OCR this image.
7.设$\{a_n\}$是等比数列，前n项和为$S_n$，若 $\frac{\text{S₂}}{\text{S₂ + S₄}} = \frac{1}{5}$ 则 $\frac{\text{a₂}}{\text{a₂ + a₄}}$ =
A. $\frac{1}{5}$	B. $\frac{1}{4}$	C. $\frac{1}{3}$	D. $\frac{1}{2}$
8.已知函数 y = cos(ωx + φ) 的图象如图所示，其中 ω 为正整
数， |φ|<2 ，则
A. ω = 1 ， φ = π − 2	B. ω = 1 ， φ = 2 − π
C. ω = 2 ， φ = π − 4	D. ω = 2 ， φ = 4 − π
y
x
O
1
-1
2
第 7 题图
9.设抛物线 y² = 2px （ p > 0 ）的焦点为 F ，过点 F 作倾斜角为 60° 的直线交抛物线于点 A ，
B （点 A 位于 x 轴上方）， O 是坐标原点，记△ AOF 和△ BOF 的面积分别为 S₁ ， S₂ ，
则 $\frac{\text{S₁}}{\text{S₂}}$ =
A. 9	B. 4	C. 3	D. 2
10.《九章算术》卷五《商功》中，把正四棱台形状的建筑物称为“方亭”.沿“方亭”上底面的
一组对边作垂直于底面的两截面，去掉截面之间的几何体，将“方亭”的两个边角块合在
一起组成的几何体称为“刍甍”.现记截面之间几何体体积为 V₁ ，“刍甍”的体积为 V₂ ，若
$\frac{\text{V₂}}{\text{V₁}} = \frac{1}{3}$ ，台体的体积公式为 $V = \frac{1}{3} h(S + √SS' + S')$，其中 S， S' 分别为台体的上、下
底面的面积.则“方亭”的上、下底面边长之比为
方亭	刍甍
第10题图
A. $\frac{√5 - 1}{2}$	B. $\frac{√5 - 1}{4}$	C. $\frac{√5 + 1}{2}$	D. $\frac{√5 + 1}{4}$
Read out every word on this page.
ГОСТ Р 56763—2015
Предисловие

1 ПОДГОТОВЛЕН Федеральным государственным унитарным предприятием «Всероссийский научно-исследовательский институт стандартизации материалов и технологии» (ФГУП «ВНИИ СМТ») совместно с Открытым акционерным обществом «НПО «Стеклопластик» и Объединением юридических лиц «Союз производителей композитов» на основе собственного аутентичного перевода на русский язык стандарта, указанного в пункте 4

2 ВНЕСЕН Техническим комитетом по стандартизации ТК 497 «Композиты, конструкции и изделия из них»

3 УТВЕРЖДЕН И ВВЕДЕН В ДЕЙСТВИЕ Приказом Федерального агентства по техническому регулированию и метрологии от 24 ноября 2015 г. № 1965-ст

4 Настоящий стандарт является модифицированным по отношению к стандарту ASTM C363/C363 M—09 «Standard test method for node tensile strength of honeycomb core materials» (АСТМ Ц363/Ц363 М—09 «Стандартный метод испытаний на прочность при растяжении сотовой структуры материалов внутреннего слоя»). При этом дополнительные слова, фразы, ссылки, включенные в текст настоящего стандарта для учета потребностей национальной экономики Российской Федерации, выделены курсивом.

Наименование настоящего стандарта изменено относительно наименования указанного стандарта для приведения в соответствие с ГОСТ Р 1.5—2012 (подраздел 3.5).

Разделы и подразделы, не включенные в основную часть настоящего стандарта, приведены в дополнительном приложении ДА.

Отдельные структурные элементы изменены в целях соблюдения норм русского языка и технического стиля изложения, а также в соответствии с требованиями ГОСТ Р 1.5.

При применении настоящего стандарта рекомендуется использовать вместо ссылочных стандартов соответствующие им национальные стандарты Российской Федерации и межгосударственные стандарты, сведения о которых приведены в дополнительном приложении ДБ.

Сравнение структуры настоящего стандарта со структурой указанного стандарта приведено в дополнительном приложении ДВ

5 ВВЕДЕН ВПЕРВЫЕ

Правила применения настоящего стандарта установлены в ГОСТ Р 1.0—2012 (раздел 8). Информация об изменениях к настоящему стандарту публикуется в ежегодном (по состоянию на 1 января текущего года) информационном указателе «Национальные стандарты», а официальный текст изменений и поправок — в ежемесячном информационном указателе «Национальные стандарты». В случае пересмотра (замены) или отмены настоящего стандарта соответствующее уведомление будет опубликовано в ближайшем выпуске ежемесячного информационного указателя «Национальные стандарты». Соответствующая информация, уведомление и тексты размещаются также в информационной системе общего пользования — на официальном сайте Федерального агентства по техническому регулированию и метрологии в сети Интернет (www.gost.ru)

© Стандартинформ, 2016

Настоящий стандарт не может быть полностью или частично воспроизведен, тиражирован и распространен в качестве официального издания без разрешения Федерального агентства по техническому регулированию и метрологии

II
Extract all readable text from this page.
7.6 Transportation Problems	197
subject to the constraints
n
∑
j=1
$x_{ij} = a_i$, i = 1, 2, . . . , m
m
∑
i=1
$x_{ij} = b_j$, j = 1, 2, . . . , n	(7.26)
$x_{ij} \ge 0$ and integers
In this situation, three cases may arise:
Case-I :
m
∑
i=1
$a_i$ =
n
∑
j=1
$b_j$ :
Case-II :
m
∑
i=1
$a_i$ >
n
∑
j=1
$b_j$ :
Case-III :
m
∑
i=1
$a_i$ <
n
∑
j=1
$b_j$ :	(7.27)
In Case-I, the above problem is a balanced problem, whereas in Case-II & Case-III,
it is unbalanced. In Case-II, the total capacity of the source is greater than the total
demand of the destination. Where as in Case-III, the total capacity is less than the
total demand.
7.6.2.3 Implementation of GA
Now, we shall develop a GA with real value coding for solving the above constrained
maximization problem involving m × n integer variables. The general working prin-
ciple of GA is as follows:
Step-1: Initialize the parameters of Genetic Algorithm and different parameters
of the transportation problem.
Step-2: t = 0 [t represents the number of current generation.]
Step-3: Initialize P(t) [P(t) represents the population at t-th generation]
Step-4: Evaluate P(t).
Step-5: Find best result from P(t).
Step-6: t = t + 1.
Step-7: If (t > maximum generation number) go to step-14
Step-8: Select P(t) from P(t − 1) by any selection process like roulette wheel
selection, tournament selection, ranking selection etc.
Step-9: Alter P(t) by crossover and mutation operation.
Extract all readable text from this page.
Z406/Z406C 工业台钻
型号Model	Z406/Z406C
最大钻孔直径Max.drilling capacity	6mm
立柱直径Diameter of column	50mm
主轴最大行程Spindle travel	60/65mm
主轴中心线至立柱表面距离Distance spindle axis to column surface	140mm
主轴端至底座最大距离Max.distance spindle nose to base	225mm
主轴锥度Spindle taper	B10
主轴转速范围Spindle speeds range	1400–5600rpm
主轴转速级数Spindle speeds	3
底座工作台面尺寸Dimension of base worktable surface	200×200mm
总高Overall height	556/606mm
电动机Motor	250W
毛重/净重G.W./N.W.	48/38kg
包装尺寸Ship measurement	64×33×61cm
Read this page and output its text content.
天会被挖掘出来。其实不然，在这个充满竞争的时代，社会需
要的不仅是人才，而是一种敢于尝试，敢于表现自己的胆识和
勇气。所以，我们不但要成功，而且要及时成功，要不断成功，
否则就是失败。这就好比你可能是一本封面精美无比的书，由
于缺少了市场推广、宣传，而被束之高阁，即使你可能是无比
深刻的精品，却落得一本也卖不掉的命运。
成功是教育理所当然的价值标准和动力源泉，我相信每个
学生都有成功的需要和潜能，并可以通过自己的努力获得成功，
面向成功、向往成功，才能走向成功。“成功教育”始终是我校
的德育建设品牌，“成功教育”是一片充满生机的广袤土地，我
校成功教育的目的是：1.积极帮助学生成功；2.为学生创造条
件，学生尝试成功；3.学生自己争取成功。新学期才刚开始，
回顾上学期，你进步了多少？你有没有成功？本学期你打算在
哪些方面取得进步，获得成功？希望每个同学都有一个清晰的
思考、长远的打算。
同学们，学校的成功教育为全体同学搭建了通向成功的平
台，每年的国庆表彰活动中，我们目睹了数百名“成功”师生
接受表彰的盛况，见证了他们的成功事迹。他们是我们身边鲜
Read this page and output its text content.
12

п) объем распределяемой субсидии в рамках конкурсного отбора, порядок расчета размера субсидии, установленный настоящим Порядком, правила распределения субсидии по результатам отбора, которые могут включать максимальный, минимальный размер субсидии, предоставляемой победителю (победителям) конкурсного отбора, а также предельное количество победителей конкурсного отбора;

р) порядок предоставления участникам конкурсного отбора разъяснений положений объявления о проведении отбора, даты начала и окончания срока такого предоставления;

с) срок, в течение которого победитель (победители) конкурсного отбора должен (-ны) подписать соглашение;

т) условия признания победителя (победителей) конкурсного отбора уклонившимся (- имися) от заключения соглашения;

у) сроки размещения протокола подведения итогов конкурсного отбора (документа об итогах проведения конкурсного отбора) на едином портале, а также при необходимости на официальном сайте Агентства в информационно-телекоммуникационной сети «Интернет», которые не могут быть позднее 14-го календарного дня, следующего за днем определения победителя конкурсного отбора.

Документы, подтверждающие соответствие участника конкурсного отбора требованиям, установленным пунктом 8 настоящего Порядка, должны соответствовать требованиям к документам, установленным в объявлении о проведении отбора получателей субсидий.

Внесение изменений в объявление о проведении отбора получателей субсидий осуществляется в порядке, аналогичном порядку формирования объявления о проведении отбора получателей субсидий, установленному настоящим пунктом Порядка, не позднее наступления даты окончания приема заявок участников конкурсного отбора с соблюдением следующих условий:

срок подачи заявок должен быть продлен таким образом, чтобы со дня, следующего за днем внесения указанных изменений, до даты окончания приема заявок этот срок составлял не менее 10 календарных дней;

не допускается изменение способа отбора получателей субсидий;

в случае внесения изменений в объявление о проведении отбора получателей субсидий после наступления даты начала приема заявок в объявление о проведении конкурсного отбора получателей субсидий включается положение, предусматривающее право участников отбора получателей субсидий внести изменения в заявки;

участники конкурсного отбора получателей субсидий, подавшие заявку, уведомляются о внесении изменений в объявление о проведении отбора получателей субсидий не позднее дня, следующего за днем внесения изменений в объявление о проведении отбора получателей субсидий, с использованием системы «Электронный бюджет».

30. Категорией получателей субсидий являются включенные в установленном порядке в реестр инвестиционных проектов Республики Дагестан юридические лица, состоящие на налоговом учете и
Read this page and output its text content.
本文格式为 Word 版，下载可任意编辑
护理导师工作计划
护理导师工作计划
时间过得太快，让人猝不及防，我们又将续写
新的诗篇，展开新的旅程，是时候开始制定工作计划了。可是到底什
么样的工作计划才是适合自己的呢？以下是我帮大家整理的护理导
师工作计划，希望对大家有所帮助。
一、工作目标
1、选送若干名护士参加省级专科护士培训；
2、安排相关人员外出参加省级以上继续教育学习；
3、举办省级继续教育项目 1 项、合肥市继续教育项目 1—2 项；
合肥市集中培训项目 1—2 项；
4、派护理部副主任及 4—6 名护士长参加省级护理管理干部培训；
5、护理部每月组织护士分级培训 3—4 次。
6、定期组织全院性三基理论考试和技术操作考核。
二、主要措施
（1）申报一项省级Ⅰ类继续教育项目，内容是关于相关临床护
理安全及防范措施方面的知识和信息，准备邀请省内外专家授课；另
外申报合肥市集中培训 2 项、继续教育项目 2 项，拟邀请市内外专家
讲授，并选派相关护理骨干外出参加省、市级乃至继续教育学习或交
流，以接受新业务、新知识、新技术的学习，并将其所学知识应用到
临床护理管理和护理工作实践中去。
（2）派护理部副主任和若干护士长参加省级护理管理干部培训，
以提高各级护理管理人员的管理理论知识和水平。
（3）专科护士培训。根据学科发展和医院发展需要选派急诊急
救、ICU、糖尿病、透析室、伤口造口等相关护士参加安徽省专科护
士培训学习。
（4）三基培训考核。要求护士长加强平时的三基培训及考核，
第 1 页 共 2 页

## What is being asked
Copy out each line of the data where the string "total" appears.

## Exercise result
it is unbalanced. In Case-II, the total capacity of the source is greater than the total
demand of the destination. Where as in Case-III, the total capacity is less than the
total demand.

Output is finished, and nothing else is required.